Owens Reduced to Tears as Garbage Plan is Attacked by Businessman

By Mike Hudson and Frank Parlato

June 17, 2014

Garbage expert Donna Owens plan was so flawed she cried when challenged.

Third Street businessman Craig Avery lambasted City Administrator Donna Owens and called for her resignation at a public meeting two weeks ago – an event that went unreported in the local daily newspapers.

He followed up with an internet article on his Niagara Hub website (, writing that Owens should "take the next train out of town."

At the meeting, several witnesses said that Owens was visibly shaken and reduced to the point of tears. City Councilmen Andrew Touma and Bob Anderson came up from the audience to mercifully end the meeting, which was held in City Council chambers.

The city had negotiated a garbage hauling agreement behind closed doors with Modern Disposal Corp. of Lewiston. Owens and her boss, Mayor Paul Dyster, negotiated the deal.

Apparently, Owens was qualified to negotiate the garbage deal because of her brief experience as deputy commissioner of solid waste services for the city of Atlanta, Ga.

Among other things, the Owens-Dyster plan calls for city residents to reduce their garbage output each week to what can be placed inside a 64 gallon tote, the lowest size tote for garbage in any community.

* **Exercise instructions**
(a) List every person named in the article about the garbage plan, including its authors.
(b) According to the garbage plan article, which company did the city negotiate its garbage hauling agreement with?
(c) Resume the article about the garbage plan after its final sentence and write on from there.

* **Stored rows**

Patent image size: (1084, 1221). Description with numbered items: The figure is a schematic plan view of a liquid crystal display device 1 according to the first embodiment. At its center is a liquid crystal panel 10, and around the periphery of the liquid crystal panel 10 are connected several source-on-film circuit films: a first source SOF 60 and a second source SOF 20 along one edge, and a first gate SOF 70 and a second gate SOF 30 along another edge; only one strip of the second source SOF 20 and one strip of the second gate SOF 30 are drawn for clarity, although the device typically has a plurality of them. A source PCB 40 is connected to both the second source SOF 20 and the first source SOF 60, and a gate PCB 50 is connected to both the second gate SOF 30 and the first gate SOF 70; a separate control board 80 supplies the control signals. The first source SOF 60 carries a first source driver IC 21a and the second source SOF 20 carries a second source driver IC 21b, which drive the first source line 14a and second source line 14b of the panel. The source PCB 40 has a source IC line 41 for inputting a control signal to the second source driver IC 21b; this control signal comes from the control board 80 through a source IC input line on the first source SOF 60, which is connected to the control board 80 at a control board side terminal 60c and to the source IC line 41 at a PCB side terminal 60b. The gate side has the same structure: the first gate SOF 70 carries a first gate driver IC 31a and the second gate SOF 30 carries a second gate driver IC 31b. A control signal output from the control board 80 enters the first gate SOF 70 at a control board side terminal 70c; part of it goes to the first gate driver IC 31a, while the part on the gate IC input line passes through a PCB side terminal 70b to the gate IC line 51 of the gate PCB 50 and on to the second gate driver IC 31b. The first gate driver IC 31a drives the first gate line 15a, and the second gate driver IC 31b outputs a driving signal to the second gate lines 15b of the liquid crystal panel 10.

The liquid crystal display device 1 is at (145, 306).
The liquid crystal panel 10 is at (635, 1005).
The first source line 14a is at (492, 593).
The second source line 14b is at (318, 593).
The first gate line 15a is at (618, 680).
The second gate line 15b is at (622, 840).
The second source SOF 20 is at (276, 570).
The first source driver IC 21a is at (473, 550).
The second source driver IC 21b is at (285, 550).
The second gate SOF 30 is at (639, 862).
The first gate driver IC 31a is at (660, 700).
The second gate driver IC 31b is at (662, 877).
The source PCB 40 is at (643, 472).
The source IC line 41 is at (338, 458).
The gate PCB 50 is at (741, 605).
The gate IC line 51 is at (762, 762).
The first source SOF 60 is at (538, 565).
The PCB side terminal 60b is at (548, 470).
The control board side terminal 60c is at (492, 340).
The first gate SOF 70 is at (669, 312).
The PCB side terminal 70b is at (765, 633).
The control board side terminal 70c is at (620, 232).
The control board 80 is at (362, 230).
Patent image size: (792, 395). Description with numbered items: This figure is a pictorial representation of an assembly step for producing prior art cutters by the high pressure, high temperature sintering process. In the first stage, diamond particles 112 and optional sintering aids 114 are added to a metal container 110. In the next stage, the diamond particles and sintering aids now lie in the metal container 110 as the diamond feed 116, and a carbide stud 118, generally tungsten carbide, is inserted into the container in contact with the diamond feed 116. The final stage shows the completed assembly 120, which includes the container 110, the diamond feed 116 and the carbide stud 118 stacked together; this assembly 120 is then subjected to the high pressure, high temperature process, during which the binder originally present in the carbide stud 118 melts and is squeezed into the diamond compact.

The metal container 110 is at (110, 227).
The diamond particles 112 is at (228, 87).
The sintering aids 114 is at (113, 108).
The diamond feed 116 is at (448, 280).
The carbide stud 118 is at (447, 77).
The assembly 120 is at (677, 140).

* **Solved tasks**
(a) Mike Hudson, Frank Parlato, Donna Owens, Craig Avery, Andrew Touma, Bob Anderson, Paul Dyster

(b) Modern Disposal Corp. of Lewiston.

(c)
Under the new plan, nothing else can be placed at the curb except recyclables.

Summer grass clippings, in particular, are expected to be problematic for city residents, unless modifications to the plan are negotiated.

According to City Hall officials, people may be able to rent an additional bin for $700- 1,000 a year.

Lockport, which is also served by Modern Disposal, charges only $50 per year more for extra 96-gallon refuse carts.

Many communities, including some served by Modern, also allow residents to purchase extra garbage bags for $2 per bag in a pay-as-you-throw plan.

Some critics charge that some city residents will not rent an extra bin but throw their garbage in alleys and abandoned lots.

Dyster had previously said he expected a $500,000 savings with his new plan. However, these savings, in order to be realized, assumed a drastic cut in garbage and a dramatic increase in the amount of recycling.

The Dyster garbage plan will not pick up garbage in the street.

Presently about four percent of curb waste in Niagara Falls is recycled, the lowest in the region.

In order for there to be savings, Niagara Falls would have to rise from the poorest recycling rate in the area (four percent) to levels that equal or exceed Amherst, the highest recycling municipality in the area at 25 percent.

The bulk of the proposed savings will be at the expense of more than 500 businesses which, according to the plan, will no longer receive curbside garbage service.

Talks are underway, the Reporter has learned, to include some 200 businesses that were planned to be cut, and put them back on the list of stops for Modern at an additional cost.

Currently, Modern is required to pick up all garbage placed at the curb by residents and small businesses.

As a sign of the chaotic roll-out of the plan, a terse and unsigned note was received from City Hall by Niagara Falls businesses two weeks ago:

"Dear Commercial Property Owner," it began.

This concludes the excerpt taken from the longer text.